Given task: Begin at the row that has "Where is each" and stop after the row that has "brand-logo-icon [600,483,618,498]". Repeat those rows with "screenshot" switched to "screen capture" and everything else unchanged.
### Exercise data ###
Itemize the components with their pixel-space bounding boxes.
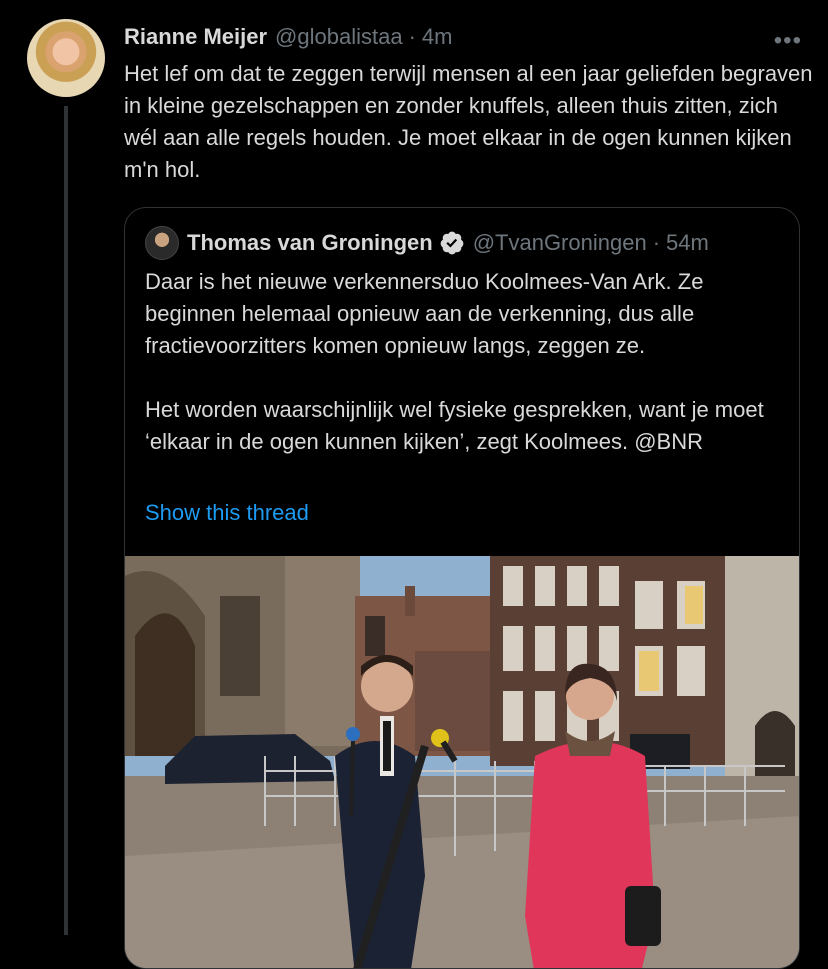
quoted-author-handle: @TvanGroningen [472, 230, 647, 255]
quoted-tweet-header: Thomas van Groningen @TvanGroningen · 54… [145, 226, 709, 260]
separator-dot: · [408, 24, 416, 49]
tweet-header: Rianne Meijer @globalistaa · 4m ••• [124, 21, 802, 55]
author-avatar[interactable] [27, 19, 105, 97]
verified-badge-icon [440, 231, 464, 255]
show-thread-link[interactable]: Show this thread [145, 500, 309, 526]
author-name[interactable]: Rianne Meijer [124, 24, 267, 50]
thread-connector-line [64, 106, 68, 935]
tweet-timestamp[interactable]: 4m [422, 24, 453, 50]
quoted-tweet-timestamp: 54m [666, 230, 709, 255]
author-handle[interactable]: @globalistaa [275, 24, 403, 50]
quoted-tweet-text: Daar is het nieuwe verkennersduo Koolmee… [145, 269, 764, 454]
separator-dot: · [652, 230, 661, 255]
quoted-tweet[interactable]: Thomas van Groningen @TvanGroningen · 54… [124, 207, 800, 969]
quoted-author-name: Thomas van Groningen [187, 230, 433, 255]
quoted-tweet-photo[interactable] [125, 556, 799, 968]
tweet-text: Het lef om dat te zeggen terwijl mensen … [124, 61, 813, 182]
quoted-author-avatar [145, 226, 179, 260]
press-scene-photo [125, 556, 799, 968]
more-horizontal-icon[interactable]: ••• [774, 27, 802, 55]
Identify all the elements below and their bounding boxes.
###
### Exercise data ###
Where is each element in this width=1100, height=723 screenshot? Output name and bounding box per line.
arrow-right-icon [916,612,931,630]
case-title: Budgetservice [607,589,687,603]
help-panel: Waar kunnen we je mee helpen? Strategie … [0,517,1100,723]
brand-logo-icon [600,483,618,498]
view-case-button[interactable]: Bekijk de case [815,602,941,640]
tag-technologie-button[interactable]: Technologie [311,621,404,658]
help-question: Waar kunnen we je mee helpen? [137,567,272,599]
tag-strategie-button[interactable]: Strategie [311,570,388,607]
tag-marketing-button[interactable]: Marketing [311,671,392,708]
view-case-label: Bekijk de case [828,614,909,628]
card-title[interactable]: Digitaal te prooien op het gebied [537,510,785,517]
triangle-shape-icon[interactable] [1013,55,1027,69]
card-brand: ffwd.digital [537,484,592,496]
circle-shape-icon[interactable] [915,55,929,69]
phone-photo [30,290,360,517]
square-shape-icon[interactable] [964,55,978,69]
###
Response to this exercise:
Where is each element in this width=1100, height=723 screen capture? Output name and bounding box per line.
arrow-right-icon [916,612,931,630]
case-title: Budgetservice [607,589,687,603]
help-panel: Waar kunnen we je mee helpen? Strategie … [0,517,1100,723]
brand-logo-icon [600,483,618,498]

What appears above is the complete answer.